To do: All lines featuring the string "勤奋努力" are to be listed.

* start Extracted records *

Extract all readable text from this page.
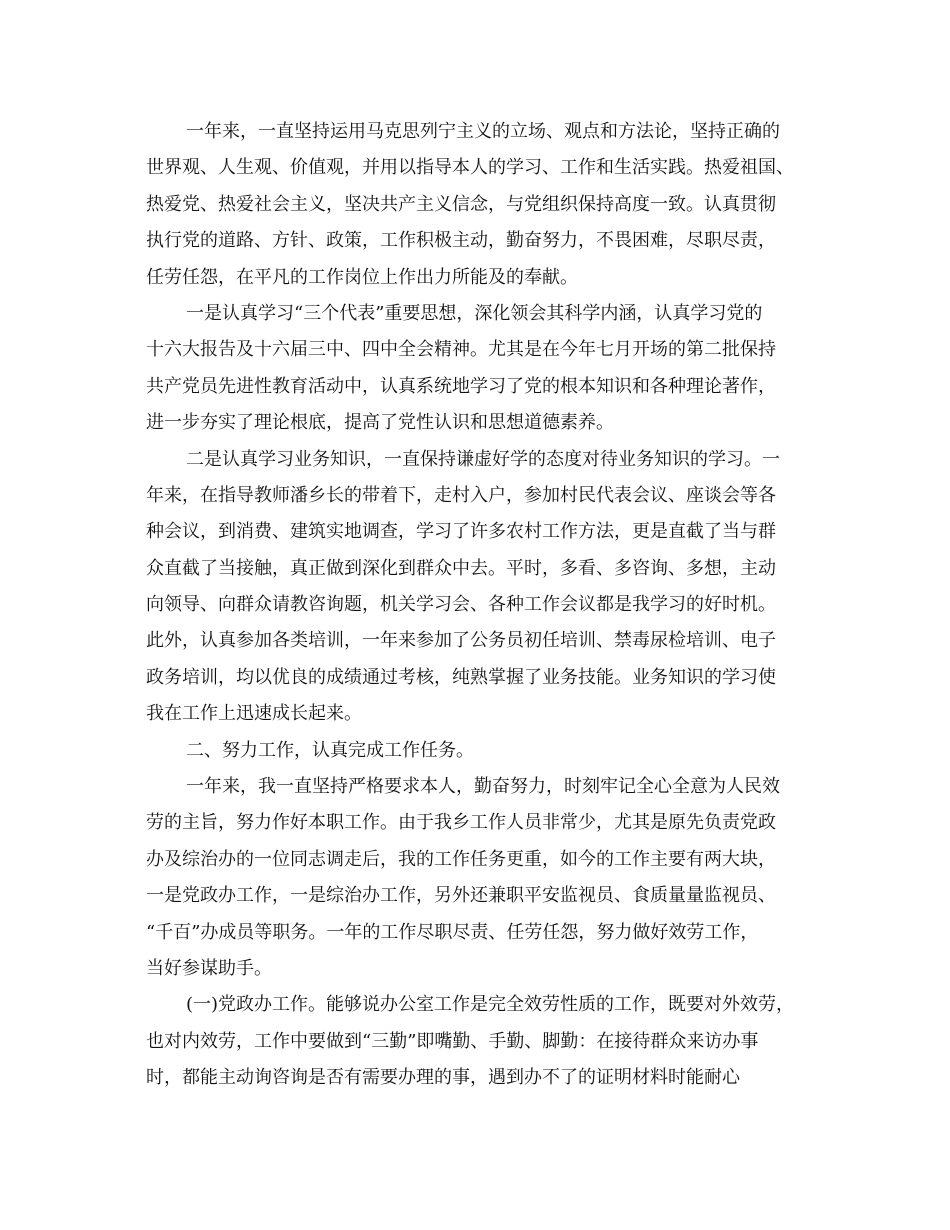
一年来，一直坚持运用马克思列宁主义的立场、观点和方法论，坚持正确的
世界观、人生观、价值观，并用以指导本人的学习、工作和生活实践。热爱祖国、
热爱党、热爱社会主义，坚决共产主义信念，与党组织保持高度一致。认真贯彻
执行党的道路、方针、政策，工作积极主动，勤奋努力，不畏困难，尽职尽责，
任劳任怨，在平凡的工作岗位上作出力所能及的奉献。
一是认真学习“三个代表”重要思想，深化领会其科学内涵，认真学习党的
十六大报告及十六届三中、四中全会精神。尤其是在今年七月开场的第二批保持
共产党员先进性教育活动中，认真系统地学习了党的根本知识和各种理论著作，
进一步夯实了理论根底，提高了党性认识和思想道德素养。
二是认真学习业务知识，一直保持谦虚好学的态度对待业务知识的学习。一
年来，在指导教师潘乡长的带着下，走村入户，参加村民代表会议、座谈会等各
种会议，到消费、建筑实地调查，学习了许多农村工作方法，更是直截了当与群
众直截了当接触，真正做到深化到群众中去。平时，多看、多咨询、多想，主动
向领导、向群众请教咨询题，机关学习会、各种工作会议都是我学习的好时机。
此外，认真参加各类培训，一年来参加了公务员初任培训、禁毒尿检培训、电子
政务培训，均以优良的成绩通过考核，纯熟掌握了业务技能。业务知识的学习使
我在工作上迅速成长起来。
二、努力工作，认真完成工作任务。
一年来，我一直坚持严格要求本人，勤奋努力，时刻牢记全心全意为人民效
劳的主旨，努力作好本职工作。由于我乡工作人员非常少，尤其是原先负责党政
办及综治办的一位同志调走后，我的工作任务更重，如今的工作主要有两大块，
一是党政办工作，一是综治办工作，另外还兼职平安监视员、食质量量监视员、
“千百”办成员等职务。一年的工作尽职尽责、任劳任怨，努力做好效劳工作，
当好参谋助手。
(一)党政办工作。能够说办公室工作是完全效劳性质的工作，既要对外效劳，
也对内效劳，工作中要做到“三勤”即嘴勤、手勤、脚勤：在接待群众来访办事
时，都能主动询咨询是否有需要办理的事，遇到办不了的证明材料时能耐心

* end Extracted records *

Solution to this problem:
执行党的道路、方针、政策，工作积极主动，勤奋努力，不畏困难，尽职尽责，
一年来，我一直坚持严格要求本人，勤奋努力，时刻牢记全心全意为人民效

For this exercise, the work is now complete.